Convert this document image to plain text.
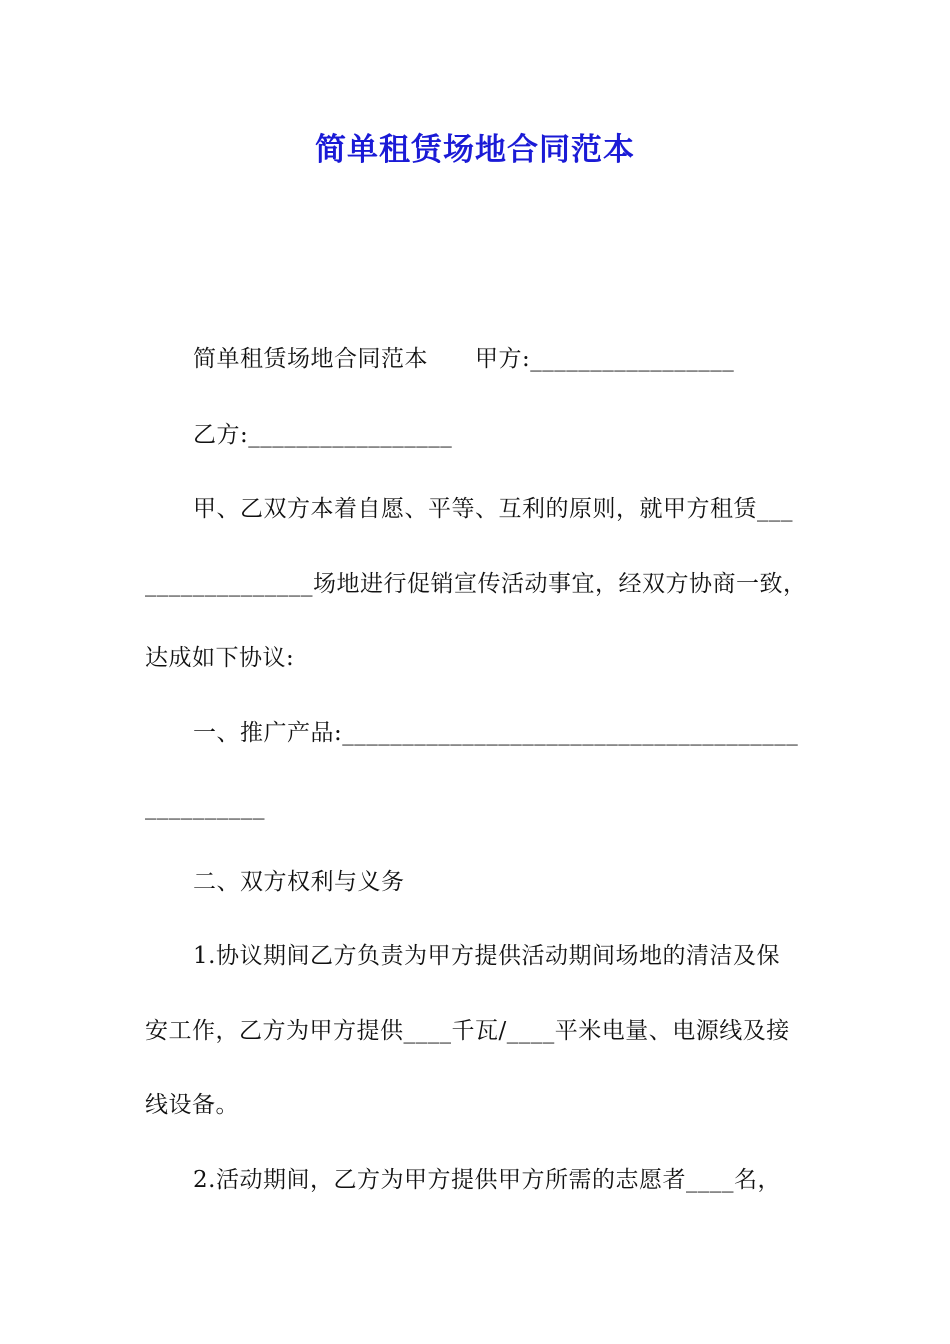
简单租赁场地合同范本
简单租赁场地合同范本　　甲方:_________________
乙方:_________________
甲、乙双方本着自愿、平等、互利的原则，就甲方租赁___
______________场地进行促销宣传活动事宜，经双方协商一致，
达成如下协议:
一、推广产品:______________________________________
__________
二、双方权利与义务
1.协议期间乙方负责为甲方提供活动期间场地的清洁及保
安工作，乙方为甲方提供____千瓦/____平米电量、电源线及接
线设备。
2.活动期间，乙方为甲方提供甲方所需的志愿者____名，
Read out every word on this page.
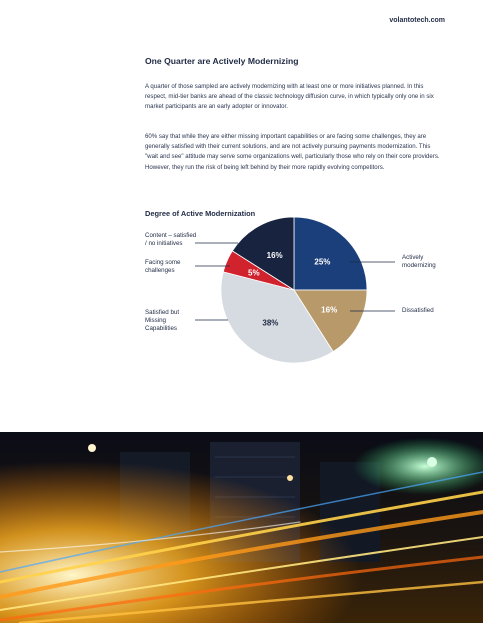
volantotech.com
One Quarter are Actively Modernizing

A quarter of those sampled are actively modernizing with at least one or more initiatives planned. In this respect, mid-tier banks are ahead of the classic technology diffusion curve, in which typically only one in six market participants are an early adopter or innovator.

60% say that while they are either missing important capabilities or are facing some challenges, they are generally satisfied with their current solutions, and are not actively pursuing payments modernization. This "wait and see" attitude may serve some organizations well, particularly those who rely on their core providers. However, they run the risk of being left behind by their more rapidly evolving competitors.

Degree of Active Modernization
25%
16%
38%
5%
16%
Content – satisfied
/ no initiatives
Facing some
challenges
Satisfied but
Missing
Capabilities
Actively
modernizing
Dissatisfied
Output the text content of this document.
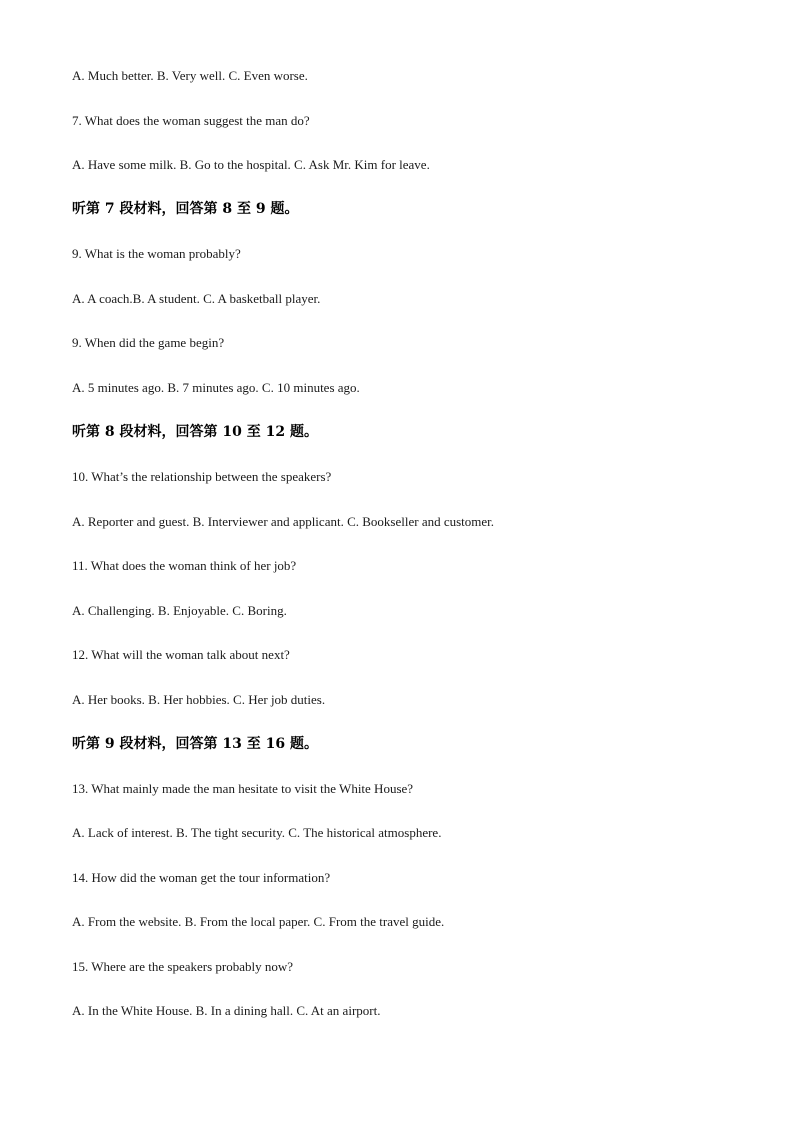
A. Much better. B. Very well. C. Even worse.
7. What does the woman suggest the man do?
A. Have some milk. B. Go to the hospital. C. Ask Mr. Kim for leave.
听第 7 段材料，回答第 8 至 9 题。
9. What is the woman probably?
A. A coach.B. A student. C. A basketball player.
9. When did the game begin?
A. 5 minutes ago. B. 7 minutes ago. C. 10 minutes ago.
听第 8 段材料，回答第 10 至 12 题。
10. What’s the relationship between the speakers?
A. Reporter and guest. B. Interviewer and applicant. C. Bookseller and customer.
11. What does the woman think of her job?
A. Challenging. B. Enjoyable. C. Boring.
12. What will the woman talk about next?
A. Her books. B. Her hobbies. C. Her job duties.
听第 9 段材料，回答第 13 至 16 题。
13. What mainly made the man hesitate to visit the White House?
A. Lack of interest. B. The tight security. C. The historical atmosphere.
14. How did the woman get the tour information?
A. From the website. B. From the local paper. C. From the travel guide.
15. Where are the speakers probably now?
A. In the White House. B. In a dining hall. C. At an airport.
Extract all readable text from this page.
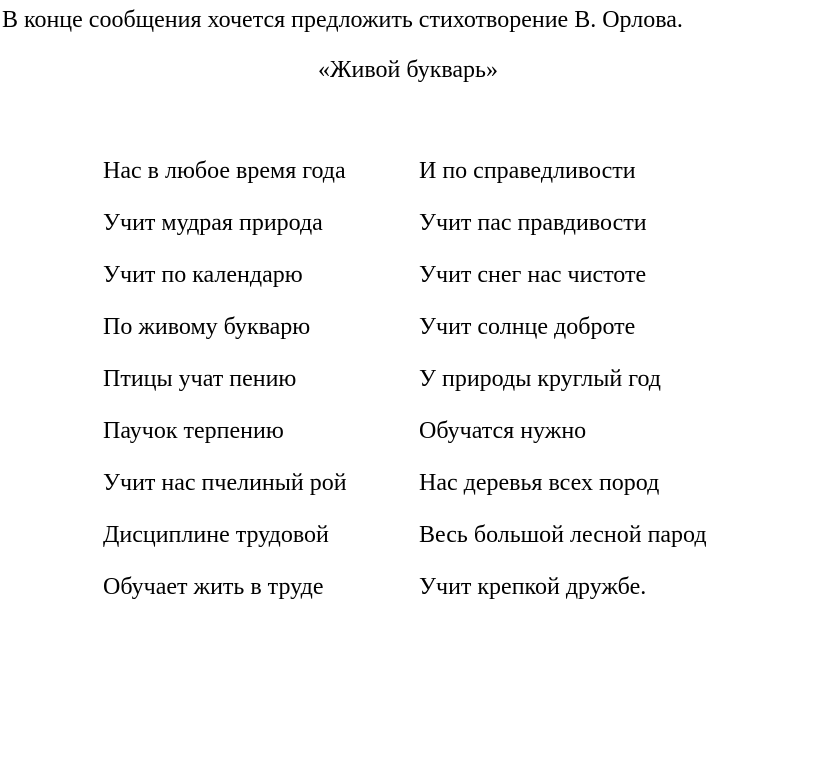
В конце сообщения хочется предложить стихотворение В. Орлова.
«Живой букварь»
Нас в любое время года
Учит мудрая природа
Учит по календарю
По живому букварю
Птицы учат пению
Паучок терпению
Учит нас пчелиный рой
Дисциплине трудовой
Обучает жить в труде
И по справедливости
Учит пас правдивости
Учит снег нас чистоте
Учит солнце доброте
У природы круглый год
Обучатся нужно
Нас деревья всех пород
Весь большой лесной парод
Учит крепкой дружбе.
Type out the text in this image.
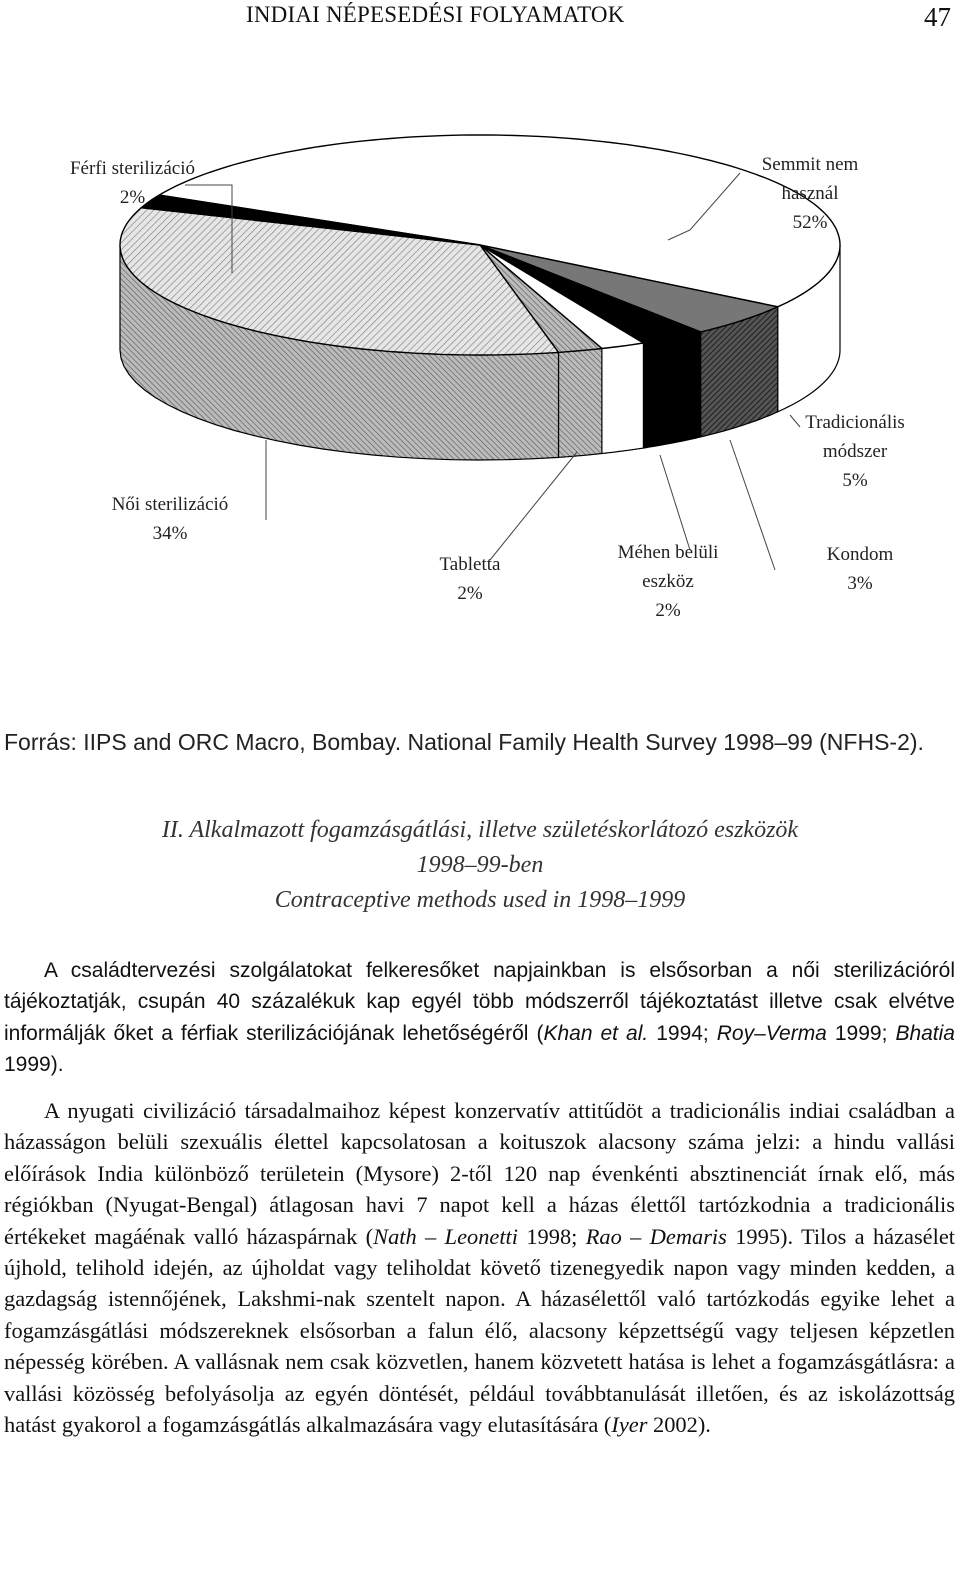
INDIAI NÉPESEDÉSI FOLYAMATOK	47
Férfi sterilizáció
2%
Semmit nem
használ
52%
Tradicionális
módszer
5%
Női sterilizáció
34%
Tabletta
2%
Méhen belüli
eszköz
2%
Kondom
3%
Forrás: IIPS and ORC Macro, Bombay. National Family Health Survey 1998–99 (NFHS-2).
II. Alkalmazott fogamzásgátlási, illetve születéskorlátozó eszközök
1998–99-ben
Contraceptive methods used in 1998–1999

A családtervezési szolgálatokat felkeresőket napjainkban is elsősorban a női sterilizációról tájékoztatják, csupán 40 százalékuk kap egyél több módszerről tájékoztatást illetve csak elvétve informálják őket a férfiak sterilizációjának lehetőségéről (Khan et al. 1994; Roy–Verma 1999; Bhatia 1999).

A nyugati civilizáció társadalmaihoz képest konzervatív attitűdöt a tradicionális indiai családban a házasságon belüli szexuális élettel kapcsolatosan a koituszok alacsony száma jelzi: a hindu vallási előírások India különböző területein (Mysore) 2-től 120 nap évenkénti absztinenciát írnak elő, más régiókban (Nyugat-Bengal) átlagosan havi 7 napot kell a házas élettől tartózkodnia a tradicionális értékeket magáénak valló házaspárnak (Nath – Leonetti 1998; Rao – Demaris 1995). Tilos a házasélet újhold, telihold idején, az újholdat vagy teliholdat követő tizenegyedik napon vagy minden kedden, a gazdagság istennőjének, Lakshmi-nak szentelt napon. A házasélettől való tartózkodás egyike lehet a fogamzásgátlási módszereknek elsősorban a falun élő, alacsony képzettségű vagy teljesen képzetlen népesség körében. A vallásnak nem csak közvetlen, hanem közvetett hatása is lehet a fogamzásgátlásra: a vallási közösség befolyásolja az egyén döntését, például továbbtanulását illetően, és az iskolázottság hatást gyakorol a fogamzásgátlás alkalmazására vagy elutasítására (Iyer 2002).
◆ ◆ ◆
▸ **What you are asked to do**
Tell how many lines contain the word "more", using only the number.

▸ **Response to the task**
2